Yönerge A:
Okuma metnine göre aşağıdaki soruları cevaplayın.
(i) Londra'nın kendine has, yerel bir mutfağı var mı?
(ii) Romantik restoranların sıralaması hangi internet sitesine dayanıyor?
(iii) Clos Maggiore hangi bölgede bulunuyor?
Yönerge B:
Okuma metninde "Londra’nın kendine has, yerel" sözleriyle başlayıp "konsepti oluşmaya başladı." sözleriyle biten kısmı olduğu gibi döndürün.
Yönerge C:
Aşağıdaki ifadelerin okuma metniyle uyuşup uyuşmadığını belirtin:
(i) Clos Maggiore'nin menüsünde geleneksel İtalyan yemekleri yer alıyor.
(ii) İngiltere'nin başkentinde Michelin yıldızlı restoranlar var.
(iii) Park Shinwa, Londra'nın öne çıkan restoranlarından biri.

Londra restoranları krize romantizmle meydan okuyor

Restoranlar dekorları, ambiyansları ve yemekleri ile ön plana çıkıyor.

Clos Maggiore, Londra'daki en romantik restoranlardan biri olarak biliniyor.
Clos Maggiore, Londra'daki en romantik restoranlardan biri olarak biliniyor.
TT

Londra restoranları krize romantizmle meydan okuyor

Clos Maggiore, Londra'daki en romantik restoranlardan biri olarak biliniyor.
Clos Maggiore, Londra'daki en romantik restoranlardan biri olarak biliniyor.

Londra’nın kendine has, yerel bir mutfağı yok. Ancak uluslararası mutfaklar bakımından zengin ve son on yıl veya daha fazla bir süredir her zevke ve damak tadına hitap etmeyi başarabildi. İngiltere’nin başkenti, Michelin yıldızlı restoranlara sahip. Kaliteli yemeklerde uzmanlaşmanın arttığı şehirde aynı zamanda sokak yemeklerine de odaklanılarak yeni mutfak türleri tasarlandı. Son zamanlarda da şehirde özel günleri kutlamak isteyen çiftler ve romantik bir ortam arayanlar için restoran konsepti oluşmaya başladı.
Londra’da romantik mekanlar oldukça fazla. Ancak OpenTable adlı interenet sitesine göre bazı restoranlar romantik bir ortam arayanların vazgeçilmezleri arasında. Bu restoranlar şöyle sıralanıyor:

Clos Maggiore
Turistik Covent Garden bölgesinin kalbinde yer alan bu restoran, gurmelerin özel günleri kutlaması için tasarlanmış, en romantik mekan olması nedeniyle ödül sahibi en eski adreslerden biri olarak kabul ediliyor. Böylesine romantik bir mekan olmasının ardında ise dekorasyonu, bahçesi, tavanı ve duvarları kaplayan çiçekler var. Restoranda Fransız atmosferi mevcut. Menü, en lezzetli geleneksel Fransız yemeklerini içeriyor. Rezervasyon yaparken arka tarafta, özellikle İngilizlerin ‘konservatuar’ dediği yaz odasından bir masa isteyin. Zira bu oda restoranın en güzel köşesi. Buradaki en lezzetli yemeklerden biri, güllerin altında ve mekanı aydınlatan loş ışıkta yenilen, eritilmiş beyaz tereyağlı sebas balığı.

Park Shinwa, Londra’nın öne çıkan restoranları arasında.

Verilen bilgiler:
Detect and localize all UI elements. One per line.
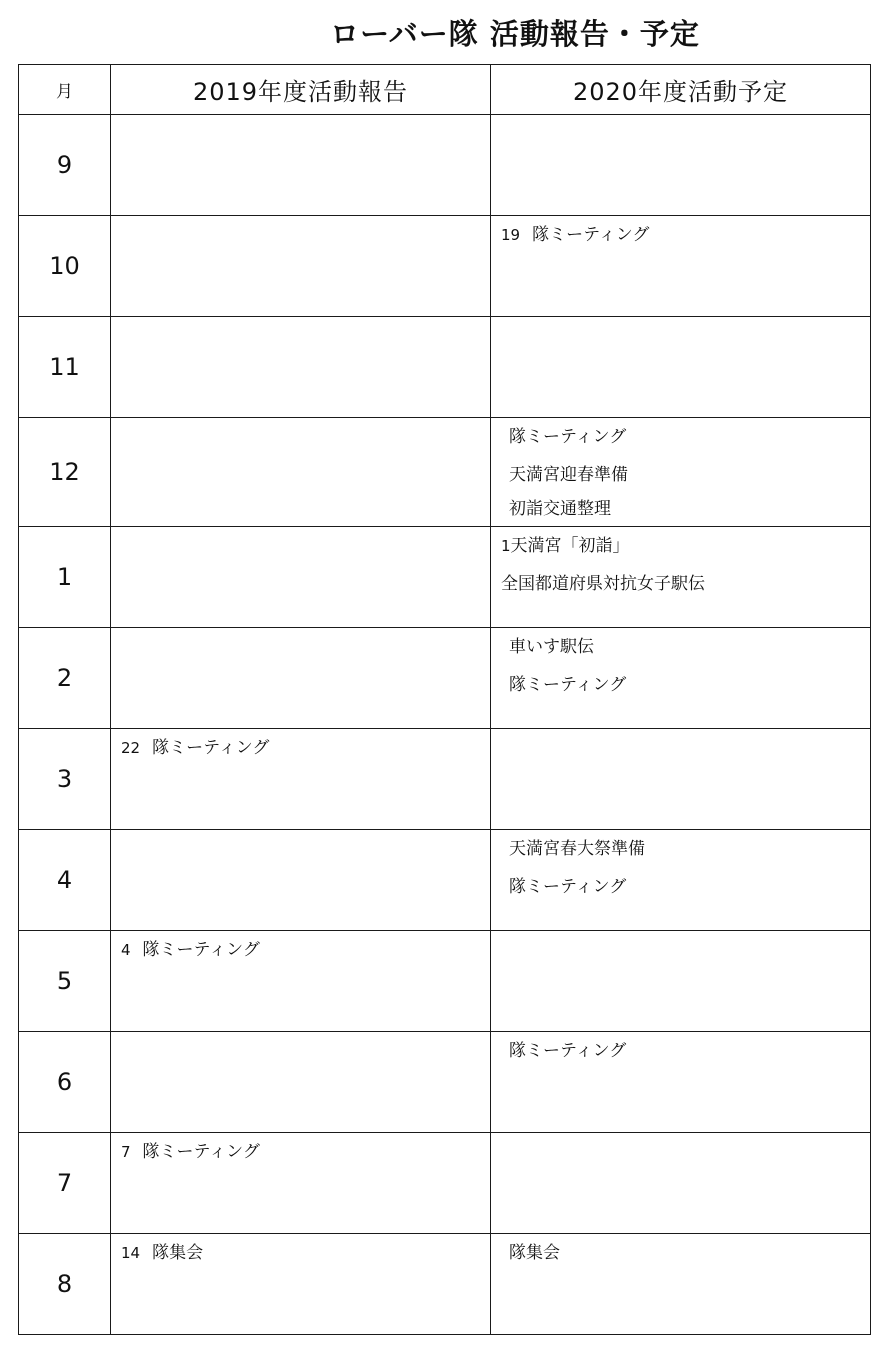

Örnek cevap A:
(i) Hayır, Londra'nın kendine has, yerel bir mutfağı yok.
(ii) OpenTable.
(iii) Turistik Covent Garden bölgesinin kalbinde.

Örnek cevap B:
Londra’nın kendine has, yerel bir mutfağı yok. Ancak uluslararası mutfaklar bakımından zengin ve son on yıl veya daha fazla bir süredir her zevke ve damak tadına hitap etmeyi başarabildi. İngiltere’nin başkenti, Michelin yıldızlı restoranlara sahip. Kaliteli yemeklerde uzmanlaşmanın arttığı şehirde aynı zamanda sokak yemeklerine de odaklanılarak yeni mutfak türleri tasarlandı. Son zamanlarda da şehirde özel günleri kutlamak isteyen çiftler ve romantik bir ortam arayanlar için restoran konsepti oluşmaya başladı.

Örnek cevap C:
(i) Hayır: "Menü, en lezzetli geleneksel Fransız yemeklerini içeriyor."
(ii) Evet: "İngiltere’nin başkenti, Michelin yıldızlı restoranlara sahip."
(iii) Evet: "Park Shinwa, Londra’nın öne çıkan restoranları arasında."